- **Task to carry out**:
Reproduce each line from the records that holds "treść".

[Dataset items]
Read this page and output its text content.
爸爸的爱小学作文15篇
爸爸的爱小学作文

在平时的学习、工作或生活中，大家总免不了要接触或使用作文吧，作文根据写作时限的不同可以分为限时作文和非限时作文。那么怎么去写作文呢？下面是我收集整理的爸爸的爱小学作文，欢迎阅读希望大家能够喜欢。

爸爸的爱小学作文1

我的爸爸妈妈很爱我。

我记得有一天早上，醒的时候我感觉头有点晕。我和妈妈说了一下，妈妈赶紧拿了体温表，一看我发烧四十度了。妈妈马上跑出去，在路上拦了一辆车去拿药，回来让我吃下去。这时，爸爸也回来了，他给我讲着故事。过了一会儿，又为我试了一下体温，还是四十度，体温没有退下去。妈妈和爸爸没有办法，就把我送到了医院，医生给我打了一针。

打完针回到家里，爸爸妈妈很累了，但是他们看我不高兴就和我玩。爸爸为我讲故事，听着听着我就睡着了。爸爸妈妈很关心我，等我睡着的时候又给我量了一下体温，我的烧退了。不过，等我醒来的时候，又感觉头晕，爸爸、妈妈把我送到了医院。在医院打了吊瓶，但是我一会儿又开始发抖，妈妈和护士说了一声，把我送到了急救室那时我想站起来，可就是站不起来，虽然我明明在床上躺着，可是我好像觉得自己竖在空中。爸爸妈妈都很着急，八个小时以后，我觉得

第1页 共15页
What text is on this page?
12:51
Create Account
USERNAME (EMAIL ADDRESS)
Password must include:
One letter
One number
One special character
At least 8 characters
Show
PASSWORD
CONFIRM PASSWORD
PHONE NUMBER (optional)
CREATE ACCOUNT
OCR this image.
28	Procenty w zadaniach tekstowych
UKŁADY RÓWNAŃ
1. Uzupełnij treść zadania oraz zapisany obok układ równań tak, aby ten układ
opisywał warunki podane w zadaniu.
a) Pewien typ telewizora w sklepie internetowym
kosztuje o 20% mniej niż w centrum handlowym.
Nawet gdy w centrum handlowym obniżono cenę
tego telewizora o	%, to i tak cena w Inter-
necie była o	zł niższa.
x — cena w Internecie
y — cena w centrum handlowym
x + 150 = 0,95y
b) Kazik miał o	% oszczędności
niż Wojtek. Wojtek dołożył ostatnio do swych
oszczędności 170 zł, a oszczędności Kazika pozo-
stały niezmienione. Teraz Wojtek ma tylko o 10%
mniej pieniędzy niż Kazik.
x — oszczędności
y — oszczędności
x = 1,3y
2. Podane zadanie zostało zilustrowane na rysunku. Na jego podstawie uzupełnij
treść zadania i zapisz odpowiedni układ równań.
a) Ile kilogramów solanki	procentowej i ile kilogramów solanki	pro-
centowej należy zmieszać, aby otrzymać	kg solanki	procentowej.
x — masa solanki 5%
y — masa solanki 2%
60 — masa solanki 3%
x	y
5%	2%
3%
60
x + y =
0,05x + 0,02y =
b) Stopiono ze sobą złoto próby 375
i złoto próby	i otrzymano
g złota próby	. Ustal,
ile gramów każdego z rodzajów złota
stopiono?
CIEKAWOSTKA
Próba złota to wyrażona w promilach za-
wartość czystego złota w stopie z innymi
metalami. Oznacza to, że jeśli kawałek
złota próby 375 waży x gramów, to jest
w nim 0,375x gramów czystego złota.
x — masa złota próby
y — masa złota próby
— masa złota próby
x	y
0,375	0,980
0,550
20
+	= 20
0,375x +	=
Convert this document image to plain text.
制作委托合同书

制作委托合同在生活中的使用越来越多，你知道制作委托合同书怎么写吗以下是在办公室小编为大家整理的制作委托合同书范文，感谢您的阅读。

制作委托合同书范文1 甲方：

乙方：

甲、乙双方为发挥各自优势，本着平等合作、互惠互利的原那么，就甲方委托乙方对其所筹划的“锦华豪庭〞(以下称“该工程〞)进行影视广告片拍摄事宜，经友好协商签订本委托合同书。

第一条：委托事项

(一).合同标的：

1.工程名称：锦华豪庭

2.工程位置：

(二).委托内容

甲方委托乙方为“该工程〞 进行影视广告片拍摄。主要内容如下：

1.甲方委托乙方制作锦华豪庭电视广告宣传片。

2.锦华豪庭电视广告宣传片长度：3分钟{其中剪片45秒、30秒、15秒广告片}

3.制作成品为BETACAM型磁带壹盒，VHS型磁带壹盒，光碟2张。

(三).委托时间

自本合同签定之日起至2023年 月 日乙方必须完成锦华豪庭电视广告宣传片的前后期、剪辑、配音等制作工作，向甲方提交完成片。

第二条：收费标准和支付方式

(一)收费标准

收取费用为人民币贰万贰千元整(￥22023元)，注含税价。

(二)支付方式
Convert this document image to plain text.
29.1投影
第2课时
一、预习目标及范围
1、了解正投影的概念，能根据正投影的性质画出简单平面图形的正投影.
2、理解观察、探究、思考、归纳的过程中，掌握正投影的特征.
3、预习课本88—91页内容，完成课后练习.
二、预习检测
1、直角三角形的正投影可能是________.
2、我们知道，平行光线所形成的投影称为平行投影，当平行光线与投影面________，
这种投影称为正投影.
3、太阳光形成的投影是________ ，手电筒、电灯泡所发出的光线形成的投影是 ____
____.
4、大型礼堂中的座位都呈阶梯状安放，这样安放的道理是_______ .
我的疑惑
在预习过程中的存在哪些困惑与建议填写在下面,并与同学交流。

- **Reply**:
1. Uzupełnij treść zadania oraz zapisany obok układ równań tak, aby ten układ
treść zadania i zapisz odpowiedni układ równań.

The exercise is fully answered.